== Task directions ==
Rewrite the material below in full, substituting "Sex" for every occurrence of "Gender" and leaving everything else unchanged. Omit the pictures from your answer.

== Provided records ==

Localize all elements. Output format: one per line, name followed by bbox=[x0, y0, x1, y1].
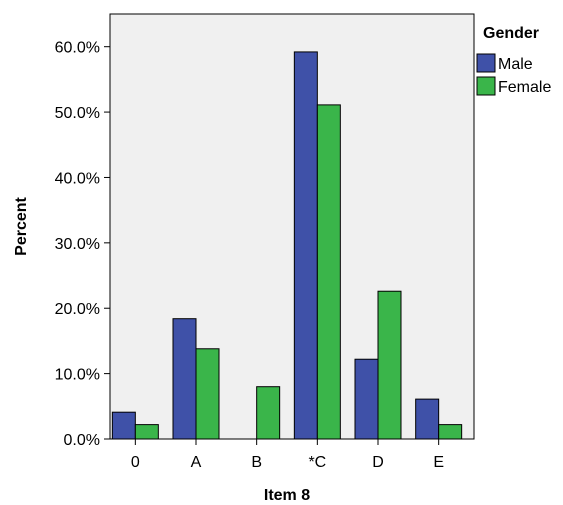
x-tick-label: A bbox=[191, 454, 202, 471]
bar-female-5 bbox=[438, 424, 463, 440]
x-tick-label: D bbox=[372, 454, 384, 471]
bar-male-0 bbox=[111, 411, 136, 440]
y-axis: 0.0% 10.0% 20.0% 30.0% 40.0% 50.0% 60.0% bbox=[55, 40, 110, 449]
bar-female-3 bbox=[316, 104, 341, 440]
plot-area bbox=[109, 13, 475, 440]
bar-female-1 bbox=[195, 348, 220, 440]
y-tick-label: 20.0% bbox=[55, 301, 100, 318]
legend: Gender Male Female bbox=[476, 25, 551, 96]
bar-female-4 bbox=[377, 290, 402, 440]
bar-male-4 bbox=[354, 358, 379, 440]
x-tick-label: E bbox=[433, 454, 444, 471]
bar-male-5 bbox=[415, 398, 440, 440]
x-axis: 0 A B *C D E bbox=[131, 439, 444, 471]
legend-label-female: Female bbox=[498, 79, 551, 96]
y-tick-label: 10.0% bbox=[55, 367, 100, 384]
legend-label-male: Male bbox=[498, 56, 533, 73]
bar-female-2 bbox=[256, 386, 281, 440]
legend-swatch-female bbox=[476, 76, 496, 96]
x-tick-label: 0 bbox=[131, 454, 140, 471]
bar-male-3 bbox=[293, 51, 318, 440]
bar-male-1 bbox=[172, 318, 197, 440]
legend-swatch-male bbox=[476, 53, 496, 73]
x-axis-title: Item 8 bbox=[264, 487, 310, 504]
y-tick-label: 30.0% bbox=[55, 236, 100, 253]
y-axis-title: Percent bbox=[13, 196, 30, 255]
y-tick-label: 40.0% bbox=[55, 170, 100, 187]
y-tick-label: 50.0% bbox=[55, 105, 100, 122]
y-tick-label: 60.0% bbox=[55, 40, 100, 57]
y-tick-label: 0.0% bbox=[64, 432, 100, 449]
legend-title: Gender bbox=[483, 25, 539, 42]
bar-female-0 bbox=[134, 424, 159, 440]
bars bbox=[111, 51, 463, 440]
x-tick-label: B bbox=[251, 454, 262, 471]
x-tick-label: *C bbox=[308, 454, 326, 471]
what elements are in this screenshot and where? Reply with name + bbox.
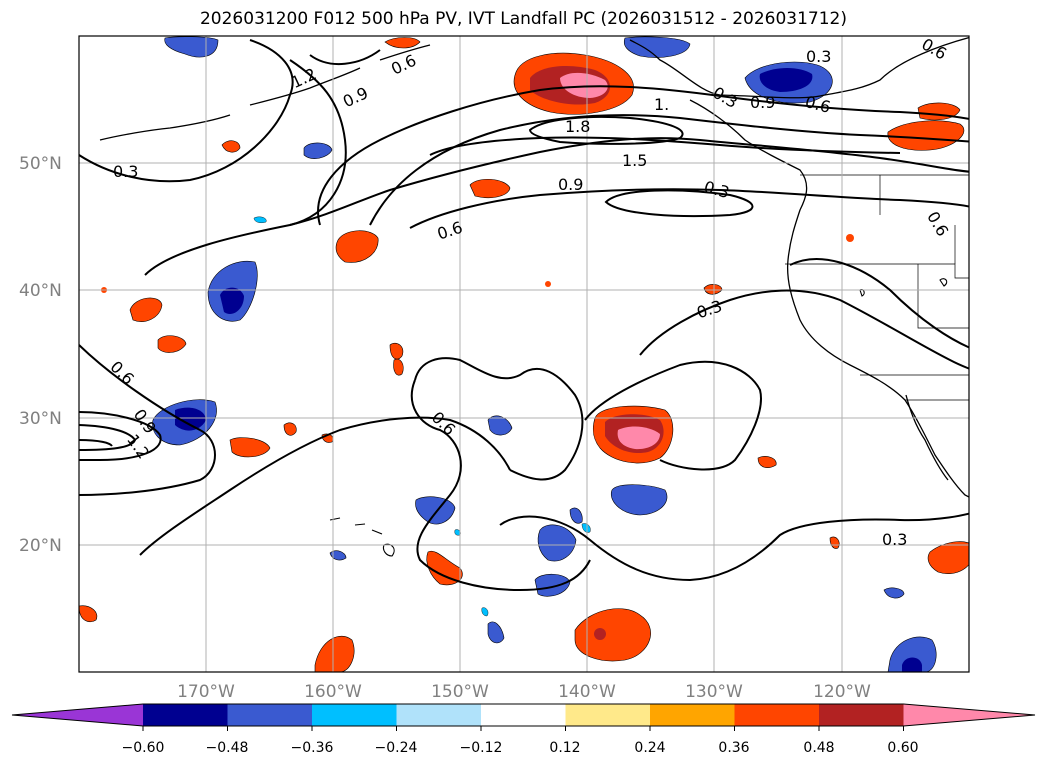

== Exercise answer ==
Localize all elements. Output format: one per line, name followed by bbox=[x0, y0, x1, y1].
x-tick-label: A bbox=[191, 454, 202, 471]
bar-female-5 bbox=[438, 424, 463, 440]
x-tick-label: D bbox=[372, 454, 384, 471]
bar-male-0 bbox=[111, 411, 136, 440]
y-axis: 0.0% 10.0% 20.0% 30.0% 40.0% 50.0% 60.0% bbox=[55, 40, 110, 449]
bar-female-3 bbox=[316, 104, 341, 440]
plot-area bbox=[109, 13, 475, 440]
bar-female-1 bbox=[195, 348, 220, 440]
y-tick-label: 20.0% bbox=[55, 301, 100, 318]
legend: Sex Male Female bbox=[476, 25, 551, 96]
bar-female-4 bbox=[377, 290, 402, 440]
bar-male-4 bbox=[354, 358, 379, 440]
x-tick-label: E bbox=[433, 454, 444, 471]
bar-male-5 bbox=[415, 398, 440, 440]
x-axis: 0 A B *C D E bbox=[131, 439, 444, 471]
legend-label-female: Female bbox=[498, 79, 551, 96]
y-tick-label: 10.0% bbox=[55, 367, 100, 384]
legend-label-male: Male bbox=[498, 56, 533, 73]
bar-female-2 bbox=[256, 386, 281, 440]
legend-swatch-female bbox=[476, 76, 496, 96]
x-tick-label: 0 bbox=[131, 454, 140, 471]
bar-male-3 bbox=[293, 51, 318, 440]
bar-male-1 bbox=[172, 318, 197, 440]
legend-swatch-male bbox=[476, 53, 496, 73]
x-axis-title: Item 8 bbox=[264, 487, 310, 504]
y-tick-label: 30.0% bbox=[55, 236, 100, 253]
y-axis-title: Percent bbox=[13, 196, 30, 255]
y-tick-label: 40.0% bbox=[55, 170, 100, 187]
y-tick-label: 50.0% bbox=[55, 105, 100, 122]
y-tick-label: 60.0% bbox=[55, 40, 100, 57]
y-tick-label: 0.0% bbox=[64, 432, 100, 449]
legend-title: Sex bbox=[483, 25, 539, 42]
bar-female-0 bbox=[134, 424, 159, 440]
bars bbox=[111, 51, 463, 440]
x-tick-label: B bbox=[251, 454, 262, 471]
x-tick-label: *C bbox=[308, 454, 326, 471]
what elements are in this screenshot and where? Reply with name + bbox.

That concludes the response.